* **What to work on**
Write out each entry again. Keep every word exactly as it is.

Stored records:
********

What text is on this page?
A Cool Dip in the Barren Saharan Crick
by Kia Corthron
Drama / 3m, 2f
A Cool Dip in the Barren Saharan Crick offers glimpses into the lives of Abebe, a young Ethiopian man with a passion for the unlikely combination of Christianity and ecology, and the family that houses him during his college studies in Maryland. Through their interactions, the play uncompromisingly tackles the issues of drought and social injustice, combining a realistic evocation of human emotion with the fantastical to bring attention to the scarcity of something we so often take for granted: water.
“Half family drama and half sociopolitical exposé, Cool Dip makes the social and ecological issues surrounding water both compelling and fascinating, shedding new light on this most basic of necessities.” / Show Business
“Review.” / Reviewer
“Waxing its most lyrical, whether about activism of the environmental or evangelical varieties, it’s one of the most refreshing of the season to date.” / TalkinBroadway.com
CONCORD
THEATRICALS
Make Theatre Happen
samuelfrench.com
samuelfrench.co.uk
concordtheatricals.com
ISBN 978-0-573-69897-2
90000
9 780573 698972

********

* **Finished exercise**
What text is on this page?
A Cool Dip in the Barren Saharan Crick
by Kia Corthron
Drama / 3m, 2f
A Cool Dip in the Barren Saharan Crick offers glimpses into the lives of Abebe, a young Ethiopian man with a passion for the unlikely combination of Christianity and ecology, and the family that houses him during his college studies in Maryland. Through their interactions, the play uncompromisingly tackles the issues of drought and social injustice, combining a realistic evocation of human emotion with the fantastical to bring attention to the scarcity of something we so often take for granted: water.
“Half family drama and half sociopolitical exposé, Cool Dip makes the social and ecological issues surrounding water both compelling and fascinating, shedding new light on this most basic of necessities.” / Show Business
“Review.” / Reviewer
“Waxing its most lyrical, whether about activism of the environmental or evangelical varieties, it’s one of the most refreshing of the season to date.” / TalkinBroadway.com
CONCORD
THEATRICALS
Make Theatre Happen
samuelfrench.com
samuelfrench.co.uk
concordtheatricals.com
ISBN 978-0-573-69897-2
90000
9 780573 698972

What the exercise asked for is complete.